**YOUR INSTRUCTIONS:** From the material below, list every line containing "Promedio".

***

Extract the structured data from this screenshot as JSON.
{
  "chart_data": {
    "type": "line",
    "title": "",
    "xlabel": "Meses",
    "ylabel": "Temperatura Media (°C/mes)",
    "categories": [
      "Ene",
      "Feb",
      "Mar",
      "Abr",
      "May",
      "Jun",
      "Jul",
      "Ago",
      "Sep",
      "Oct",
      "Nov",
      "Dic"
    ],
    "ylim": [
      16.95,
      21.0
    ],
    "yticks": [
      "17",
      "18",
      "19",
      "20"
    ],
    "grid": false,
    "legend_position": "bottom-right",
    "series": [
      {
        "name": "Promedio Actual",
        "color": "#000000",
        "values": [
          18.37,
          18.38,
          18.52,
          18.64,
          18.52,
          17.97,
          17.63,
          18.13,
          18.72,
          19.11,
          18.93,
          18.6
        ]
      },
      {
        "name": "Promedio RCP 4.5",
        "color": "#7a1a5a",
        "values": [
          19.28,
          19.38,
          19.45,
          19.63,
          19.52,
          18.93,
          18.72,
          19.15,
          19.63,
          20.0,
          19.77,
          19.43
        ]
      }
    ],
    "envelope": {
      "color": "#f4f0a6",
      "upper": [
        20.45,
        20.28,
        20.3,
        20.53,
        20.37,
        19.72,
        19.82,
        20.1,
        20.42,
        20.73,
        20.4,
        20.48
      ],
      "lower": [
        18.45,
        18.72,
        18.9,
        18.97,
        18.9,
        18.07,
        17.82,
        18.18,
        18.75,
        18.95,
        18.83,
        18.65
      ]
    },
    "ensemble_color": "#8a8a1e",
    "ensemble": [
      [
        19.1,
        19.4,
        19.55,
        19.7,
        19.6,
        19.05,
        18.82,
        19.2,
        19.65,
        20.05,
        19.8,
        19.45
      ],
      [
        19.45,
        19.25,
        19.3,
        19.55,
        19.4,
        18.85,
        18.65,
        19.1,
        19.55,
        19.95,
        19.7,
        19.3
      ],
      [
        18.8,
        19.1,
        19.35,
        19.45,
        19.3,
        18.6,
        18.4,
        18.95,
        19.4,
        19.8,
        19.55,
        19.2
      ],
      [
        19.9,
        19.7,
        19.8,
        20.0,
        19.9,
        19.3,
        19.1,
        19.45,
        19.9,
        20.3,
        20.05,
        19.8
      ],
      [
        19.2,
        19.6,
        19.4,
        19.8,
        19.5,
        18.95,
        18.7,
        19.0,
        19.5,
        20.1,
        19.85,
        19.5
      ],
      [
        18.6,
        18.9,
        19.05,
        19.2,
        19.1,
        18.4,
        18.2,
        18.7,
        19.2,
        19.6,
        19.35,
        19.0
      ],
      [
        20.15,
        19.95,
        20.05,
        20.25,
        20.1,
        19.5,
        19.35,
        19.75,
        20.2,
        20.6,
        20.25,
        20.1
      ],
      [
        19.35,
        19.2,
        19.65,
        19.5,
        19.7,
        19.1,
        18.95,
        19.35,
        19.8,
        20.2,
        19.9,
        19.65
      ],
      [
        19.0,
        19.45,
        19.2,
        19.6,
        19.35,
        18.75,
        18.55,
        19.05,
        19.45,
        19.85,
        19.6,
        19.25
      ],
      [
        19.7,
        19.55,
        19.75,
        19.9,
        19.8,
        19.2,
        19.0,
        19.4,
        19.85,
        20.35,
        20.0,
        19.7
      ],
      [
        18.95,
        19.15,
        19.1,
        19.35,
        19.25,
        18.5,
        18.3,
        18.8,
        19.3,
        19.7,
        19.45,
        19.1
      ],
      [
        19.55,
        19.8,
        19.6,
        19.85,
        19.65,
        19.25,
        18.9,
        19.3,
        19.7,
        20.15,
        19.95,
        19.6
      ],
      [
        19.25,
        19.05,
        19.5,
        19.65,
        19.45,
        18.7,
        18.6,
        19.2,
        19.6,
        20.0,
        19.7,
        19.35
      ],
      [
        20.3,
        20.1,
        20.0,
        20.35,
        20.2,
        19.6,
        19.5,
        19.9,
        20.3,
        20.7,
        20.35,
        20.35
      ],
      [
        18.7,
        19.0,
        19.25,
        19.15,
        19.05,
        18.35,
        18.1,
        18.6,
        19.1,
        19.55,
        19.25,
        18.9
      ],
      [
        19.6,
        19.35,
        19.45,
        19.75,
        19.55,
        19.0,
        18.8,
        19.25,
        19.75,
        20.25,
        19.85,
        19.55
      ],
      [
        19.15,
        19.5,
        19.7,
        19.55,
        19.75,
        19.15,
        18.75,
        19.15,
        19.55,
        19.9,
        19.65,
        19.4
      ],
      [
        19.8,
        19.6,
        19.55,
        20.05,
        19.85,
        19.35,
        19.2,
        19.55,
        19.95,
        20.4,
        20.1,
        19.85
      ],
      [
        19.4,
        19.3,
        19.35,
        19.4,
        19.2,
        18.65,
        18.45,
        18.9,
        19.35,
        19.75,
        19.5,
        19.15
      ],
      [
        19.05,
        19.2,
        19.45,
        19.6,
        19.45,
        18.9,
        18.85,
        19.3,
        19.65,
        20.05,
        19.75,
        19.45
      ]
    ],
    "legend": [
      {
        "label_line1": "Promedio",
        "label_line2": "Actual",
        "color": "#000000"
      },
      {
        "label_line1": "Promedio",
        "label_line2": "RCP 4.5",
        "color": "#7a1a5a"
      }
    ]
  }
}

***

**ANSWER:**
        "name": "Promedio Actual",
        "name": "Promedio RCP 4.5",
        "label_line1": "Promedio",
        "label_line1": "Promedio",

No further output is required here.